## Information given
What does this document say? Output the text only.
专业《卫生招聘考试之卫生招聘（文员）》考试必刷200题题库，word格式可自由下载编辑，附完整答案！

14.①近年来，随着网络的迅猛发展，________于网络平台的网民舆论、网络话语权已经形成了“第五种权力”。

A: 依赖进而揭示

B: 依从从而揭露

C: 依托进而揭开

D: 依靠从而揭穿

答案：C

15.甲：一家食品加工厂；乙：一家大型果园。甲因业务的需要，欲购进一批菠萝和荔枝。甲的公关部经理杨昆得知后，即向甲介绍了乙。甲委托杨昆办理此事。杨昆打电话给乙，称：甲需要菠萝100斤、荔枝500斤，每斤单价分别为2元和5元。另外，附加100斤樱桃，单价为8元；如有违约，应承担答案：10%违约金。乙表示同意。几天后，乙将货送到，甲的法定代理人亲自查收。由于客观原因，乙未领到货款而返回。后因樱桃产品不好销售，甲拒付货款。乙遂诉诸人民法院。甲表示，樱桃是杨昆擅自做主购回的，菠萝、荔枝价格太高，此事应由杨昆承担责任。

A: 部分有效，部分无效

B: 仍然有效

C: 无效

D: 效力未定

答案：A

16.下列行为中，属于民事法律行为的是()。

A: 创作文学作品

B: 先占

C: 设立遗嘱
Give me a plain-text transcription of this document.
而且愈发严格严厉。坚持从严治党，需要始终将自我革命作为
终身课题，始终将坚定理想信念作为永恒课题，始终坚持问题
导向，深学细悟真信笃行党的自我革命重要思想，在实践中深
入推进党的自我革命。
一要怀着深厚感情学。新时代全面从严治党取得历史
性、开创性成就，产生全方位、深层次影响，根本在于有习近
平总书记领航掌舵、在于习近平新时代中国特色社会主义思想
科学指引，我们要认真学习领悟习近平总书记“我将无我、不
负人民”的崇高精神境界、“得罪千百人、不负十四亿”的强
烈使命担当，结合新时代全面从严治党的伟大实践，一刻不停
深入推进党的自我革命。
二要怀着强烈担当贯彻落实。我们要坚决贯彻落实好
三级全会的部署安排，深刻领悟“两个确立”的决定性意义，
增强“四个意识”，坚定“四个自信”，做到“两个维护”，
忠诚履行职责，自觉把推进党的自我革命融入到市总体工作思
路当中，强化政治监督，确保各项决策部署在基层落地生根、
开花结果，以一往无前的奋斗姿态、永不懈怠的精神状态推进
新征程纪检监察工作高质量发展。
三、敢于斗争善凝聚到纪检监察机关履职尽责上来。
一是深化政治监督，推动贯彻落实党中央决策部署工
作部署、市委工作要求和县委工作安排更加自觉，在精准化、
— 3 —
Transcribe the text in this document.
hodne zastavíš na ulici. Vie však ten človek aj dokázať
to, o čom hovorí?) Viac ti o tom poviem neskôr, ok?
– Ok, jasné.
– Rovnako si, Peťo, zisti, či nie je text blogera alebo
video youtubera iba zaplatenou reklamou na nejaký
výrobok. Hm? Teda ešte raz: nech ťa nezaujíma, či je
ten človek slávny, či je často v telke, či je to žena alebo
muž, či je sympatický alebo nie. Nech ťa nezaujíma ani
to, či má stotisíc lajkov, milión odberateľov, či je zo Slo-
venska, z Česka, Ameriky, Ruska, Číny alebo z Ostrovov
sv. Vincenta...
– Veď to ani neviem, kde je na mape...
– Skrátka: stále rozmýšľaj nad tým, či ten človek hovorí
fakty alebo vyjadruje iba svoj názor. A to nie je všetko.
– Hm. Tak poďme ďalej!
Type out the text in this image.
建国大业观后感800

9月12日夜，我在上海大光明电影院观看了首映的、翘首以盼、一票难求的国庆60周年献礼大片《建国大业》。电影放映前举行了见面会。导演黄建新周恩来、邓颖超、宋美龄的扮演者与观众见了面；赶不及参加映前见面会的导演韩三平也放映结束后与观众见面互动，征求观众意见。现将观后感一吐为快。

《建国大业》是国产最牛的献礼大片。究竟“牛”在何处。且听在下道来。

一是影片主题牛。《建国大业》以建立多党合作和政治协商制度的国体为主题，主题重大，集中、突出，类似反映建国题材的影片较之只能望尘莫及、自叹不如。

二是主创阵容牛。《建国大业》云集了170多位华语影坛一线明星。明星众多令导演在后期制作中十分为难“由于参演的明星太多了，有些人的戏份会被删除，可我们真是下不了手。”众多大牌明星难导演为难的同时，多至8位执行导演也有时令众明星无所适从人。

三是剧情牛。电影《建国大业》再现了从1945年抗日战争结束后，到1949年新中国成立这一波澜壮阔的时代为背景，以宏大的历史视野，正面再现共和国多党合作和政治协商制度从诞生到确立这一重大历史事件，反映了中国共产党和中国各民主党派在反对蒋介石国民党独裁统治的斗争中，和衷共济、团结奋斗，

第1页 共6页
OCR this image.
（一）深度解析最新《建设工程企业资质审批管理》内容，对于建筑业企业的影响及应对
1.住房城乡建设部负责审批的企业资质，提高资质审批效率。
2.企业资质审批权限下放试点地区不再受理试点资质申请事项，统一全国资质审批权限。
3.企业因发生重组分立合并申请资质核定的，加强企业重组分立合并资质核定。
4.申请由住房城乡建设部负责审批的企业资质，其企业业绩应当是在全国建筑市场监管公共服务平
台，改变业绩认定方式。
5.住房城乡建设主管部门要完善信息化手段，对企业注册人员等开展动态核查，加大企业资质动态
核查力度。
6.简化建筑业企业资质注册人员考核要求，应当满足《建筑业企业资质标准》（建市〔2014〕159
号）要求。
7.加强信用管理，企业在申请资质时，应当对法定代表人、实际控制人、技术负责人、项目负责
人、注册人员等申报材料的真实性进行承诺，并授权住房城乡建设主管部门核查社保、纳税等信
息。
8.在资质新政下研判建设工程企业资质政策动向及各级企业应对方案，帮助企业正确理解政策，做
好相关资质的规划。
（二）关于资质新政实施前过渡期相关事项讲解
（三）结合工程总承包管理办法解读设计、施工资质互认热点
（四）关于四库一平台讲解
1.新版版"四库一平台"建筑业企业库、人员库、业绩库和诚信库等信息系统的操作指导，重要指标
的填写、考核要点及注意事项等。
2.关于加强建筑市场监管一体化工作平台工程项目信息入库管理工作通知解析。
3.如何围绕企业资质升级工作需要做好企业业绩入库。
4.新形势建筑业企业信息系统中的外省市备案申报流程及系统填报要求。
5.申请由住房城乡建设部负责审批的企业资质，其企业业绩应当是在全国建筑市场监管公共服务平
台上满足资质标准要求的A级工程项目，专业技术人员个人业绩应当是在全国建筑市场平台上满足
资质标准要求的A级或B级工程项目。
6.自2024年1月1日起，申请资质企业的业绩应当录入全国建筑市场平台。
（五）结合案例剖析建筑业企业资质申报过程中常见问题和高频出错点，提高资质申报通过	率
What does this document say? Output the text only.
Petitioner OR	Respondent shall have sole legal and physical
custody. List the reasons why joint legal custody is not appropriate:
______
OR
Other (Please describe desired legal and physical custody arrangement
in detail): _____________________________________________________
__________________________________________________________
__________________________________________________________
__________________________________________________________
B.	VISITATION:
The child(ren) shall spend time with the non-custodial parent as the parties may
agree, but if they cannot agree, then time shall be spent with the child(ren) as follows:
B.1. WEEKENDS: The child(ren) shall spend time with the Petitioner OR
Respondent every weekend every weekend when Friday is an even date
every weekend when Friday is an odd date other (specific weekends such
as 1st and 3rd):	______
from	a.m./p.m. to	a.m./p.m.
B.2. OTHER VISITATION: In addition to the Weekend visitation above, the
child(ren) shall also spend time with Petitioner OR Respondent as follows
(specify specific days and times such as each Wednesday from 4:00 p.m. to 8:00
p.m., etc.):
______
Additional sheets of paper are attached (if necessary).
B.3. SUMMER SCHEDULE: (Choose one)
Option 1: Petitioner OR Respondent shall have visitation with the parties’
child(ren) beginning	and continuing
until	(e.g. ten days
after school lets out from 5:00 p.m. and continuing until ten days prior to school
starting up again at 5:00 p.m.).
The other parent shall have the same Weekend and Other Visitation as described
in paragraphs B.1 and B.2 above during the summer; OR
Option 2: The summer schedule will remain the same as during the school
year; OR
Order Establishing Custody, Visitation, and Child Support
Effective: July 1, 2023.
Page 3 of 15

## Given exercise
Identify and list each line with the word "Petitioner".

## Correct output
Petitioner OR	Respondent shall have sole legal and physical
B.1. WEEKENDS: The child(ren) shall spend time with the Petitioner OR
child(ren) shall also spend time with Petitioner OR Respondent as follows
Option 1: Petitioner OR Respondent shall have visitation with the parties’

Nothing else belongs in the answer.